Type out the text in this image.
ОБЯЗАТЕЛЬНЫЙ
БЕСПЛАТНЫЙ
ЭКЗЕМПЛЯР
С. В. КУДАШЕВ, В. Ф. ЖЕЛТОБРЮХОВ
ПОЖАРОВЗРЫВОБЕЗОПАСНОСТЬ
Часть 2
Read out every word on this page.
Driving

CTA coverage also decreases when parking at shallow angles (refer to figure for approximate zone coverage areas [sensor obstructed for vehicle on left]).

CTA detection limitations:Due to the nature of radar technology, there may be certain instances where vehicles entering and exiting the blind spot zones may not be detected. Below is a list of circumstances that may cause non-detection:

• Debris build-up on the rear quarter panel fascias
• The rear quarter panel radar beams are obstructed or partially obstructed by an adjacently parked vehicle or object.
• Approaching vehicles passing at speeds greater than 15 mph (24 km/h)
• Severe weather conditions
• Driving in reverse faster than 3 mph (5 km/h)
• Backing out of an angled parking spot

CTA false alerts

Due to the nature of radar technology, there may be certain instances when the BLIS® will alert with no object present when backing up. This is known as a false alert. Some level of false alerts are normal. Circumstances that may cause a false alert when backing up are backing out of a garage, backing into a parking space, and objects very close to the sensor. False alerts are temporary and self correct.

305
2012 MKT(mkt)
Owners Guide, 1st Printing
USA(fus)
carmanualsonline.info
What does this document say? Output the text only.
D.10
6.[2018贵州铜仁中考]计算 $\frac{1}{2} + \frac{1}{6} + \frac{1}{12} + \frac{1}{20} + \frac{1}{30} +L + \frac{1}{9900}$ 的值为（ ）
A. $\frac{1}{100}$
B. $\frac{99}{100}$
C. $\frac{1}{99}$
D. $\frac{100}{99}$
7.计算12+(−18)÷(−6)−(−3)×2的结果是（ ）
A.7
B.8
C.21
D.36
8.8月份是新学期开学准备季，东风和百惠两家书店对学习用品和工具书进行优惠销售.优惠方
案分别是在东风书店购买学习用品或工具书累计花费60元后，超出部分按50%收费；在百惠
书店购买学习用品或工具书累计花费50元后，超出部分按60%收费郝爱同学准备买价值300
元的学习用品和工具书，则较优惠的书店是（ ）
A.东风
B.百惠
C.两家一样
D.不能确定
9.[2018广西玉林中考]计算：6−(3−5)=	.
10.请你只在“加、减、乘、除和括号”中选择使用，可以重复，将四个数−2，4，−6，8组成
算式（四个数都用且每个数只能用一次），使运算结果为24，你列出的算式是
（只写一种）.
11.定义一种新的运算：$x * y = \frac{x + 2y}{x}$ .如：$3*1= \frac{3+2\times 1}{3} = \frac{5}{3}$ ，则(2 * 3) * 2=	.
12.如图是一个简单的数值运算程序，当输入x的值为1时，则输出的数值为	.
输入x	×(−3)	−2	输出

■ WHAT YOU HAVE TO DO
Retype the data in full and match it exactly.

■ SOLUTION FOR THIS TASK
Type out the text in this image.
ОБЯЗАТЕЛЬНЫЙ
БЕСПЛАТНЫЙ
ЭКЗЕМПЛЯР
С. В. КУДАШЕВ, В. Ф. ЖЕЛТОБРЮХОВ
ПОЖАРОВЗРЫВОБЕЗОПАСНОСТЬ
Часть 2
Read out every word on this page.
Driving

CTA coverage also decreases when parking at shallow angles (refer to figure for approximate zone coverage areas [sensor obstructed for vehicle on left]).

CTA detection limitations:Due to the nature of radar technology, there may be certain instances where vehicles entering and exiting the blind spot zones may not be detected. Below is a list of circumstances that may cause non-detection:

• Debris build-up on the rear quarter panel fascias
• The rear quarter panel radar beams are obstructed or partially obstructed by an adjacently parked vehicle or object.
• Approaching vehicles passing at speeds greater than 15 mph (24 km/h)
• Severe weather conditions
• Driving in reverse faster than 3 mph (5 km/h)
• Backing out of an angled parking spot

CTA false alerts

Due to the nature of radar technology, there may be certain instances when the BLIS® will alert with no object present when backing up. This is known as a false alert. Some level of false alerts are normal. Circumstances that may cause a false alert when backing up are backing out of a garage, backing into a parking space, and objects very close to the sensor. False alerts are temporary and self correct.

305
2012 MKT(mkt)
Owners Guide, 1st Printing
USA(fus)
carmanualsonline.info
What does this document say? Output the text only.
D.10
6.[2018贵州铜仁中考]计算 $\frac{1}{2} + \frac{1}{6} + \frac{1}{12} + \frac{1}{20} + \frac{1}{30} +L + \frac{1}{9900}$ 的值为（ ）
A. $\frac{1}{100}$
B. $\frac{99}{100}$
C. $\frac{1}{99}$
D. $\frac{100}{99}$
7.计算12+(−18)÷(−6)−(−3)×2的结果是（ ）
A.7
B.8
C.21
D.36
8.8月份是新学期开学准备季，东风和百惠两家书店对学习用品和工具书进行优惠销售.优惠方
案分别是在东风书店购买学习用品或工具书累计花费60元后，超出部分按50%收费；在百惠
书店购买学习用品或工具书累计花费50元后，超出部分按60%收费郝爱同学准备买价值300
元的学习用品和工具书，则较优惠的书店是（ ）
A.东风
B.百惠
C.两家一样
D.不能确定
9.[2018广西玉林中考]计算：6−(3−5)=	.
10.请你只在“加、减、乘、除和括号”中选择使用，可以重复，将四个数−2，4，−6，8组成
算式（四个数都用且每个数只能用一次），使运算结果为24，你列出的算式是
（只写一种）.
11.定义一种新的运算：$x * y = \frac{x + 2y}{x}$ .如：$3*1= \frac{3+2\times 1}{3} = \frac{5}{3}$ ，则(2 * 3) * 2=	.
12.如图是一个简单的数值运算程序，当输入x的值为1时，则输出的数值为	.
输入x	×(−3)	−2	输出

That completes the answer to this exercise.